**BRIEF**
Answer these from the serialization method documentation:
1. What is the default value of the dialect parameter?
2. Which exception is raised when the specified dialect cannot be found?
3. Under what group must a setuptools plugin be created to register a new dialect?

**DOCUMENT PASSAGE**
######
Additional dialects may be provided by external plugins. For details on the returned data format of such dialects, refer to the documentation of the respective plugin or package.

Parameters:

Name	Type	Description	Default
dialect	str	The dialect that determines the format of the returned data. Defaults to "native".	'native'

Returns:

Type	Description
dict[str, Any]	A dictionary consisting only of built-in Python types that can be serialized to JSON.

Raises:

Type	Description
ValueError	If the specified dialect cannot be found.

Note

• New dialects can be registered for use with this method by creating a setuptools plugin under the group: psiqworkbench.serialization.dialect.
• For more information about the plugin system, see the psiqworkbench.serialization module.

Example

Converting a QPU instance to a serializable dictionary:

    qpu = QPU()
    serializable_dict = qpu.to_serializable(dialect="native")
######
**STORED DATA**

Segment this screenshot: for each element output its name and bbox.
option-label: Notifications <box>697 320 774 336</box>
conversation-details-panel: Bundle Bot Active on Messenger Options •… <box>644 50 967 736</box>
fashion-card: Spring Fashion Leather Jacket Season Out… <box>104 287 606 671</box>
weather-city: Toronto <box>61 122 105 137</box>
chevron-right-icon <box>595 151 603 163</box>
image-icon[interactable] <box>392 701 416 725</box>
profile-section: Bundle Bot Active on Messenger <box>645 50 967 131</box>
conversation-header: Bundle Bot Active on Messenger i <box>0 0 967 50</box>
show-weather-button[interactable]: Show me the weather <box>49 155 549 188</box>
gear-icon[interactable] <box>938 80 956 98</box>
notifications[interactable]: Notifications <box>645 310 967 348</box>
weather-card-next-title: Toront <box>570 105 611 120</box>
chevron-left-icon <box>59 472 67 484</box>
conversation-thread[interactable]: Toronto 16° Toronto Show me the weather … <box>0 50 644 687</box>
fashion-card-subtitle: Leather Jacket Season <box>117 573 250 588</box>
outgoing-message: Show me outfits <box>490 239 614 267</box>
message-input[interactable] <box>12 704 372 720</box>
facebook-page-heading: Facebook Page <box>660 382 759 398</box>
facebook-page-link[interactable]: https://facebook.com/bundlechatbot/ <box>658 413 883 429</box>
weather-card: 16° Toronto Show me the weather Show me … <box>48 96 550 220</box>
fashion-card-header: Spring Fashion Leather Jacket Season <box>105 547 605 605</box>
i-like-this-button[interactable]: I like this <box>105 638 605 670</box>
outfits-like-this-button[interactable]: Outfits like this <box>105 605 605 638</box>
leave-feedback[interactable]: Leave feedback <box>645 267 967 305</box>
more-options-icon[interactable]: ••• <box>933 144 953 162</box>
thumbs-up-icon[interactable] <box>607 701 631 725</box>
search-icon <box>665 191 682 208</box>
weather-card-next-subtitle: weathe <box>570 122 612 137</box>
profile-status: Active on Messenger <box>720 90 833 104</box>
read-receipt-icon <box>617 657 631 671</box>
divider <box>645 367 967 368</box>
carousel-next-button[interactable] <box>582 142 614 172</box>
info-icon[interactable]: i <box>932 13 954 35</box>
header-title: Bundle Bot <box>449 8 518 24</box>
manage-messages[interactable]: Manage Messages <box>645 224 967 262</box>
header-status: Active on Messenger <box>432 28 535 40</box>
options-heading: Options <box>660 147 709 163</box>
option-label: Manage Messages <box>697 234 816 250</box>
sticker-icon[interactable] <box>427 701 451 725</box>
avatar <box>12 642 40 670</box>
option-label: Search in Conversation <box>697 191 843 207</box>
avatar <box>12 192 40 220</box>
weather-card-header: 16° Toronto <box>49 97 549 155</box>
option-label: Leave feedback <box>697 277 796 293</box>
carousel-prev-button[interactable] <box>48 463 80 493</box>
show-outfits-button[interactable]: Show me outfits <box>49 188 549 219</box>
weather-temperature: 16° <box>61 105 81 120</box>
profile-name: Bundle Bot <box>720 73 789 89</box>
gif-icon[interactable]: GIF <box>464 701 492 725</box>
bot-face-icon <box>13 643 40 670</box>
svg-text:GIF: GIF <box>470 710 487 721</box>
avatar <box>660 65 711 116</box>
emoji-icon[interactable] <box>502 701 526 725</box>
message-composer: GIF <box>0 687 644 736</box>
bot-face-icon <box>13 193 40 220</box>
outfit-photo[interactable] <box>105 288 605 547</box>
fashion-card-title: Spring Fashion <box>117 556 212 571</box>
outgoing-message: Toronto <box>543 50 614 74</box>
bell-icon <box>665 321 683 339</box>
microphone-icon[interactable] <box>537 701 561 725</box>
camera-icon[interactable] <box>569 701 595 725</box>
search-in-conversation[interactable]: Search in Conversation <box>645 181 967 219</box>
######
**ANSWER TO THIS TASK**
1. 'native'
2. ValueError
3. psiqworkbench.serialization.dialect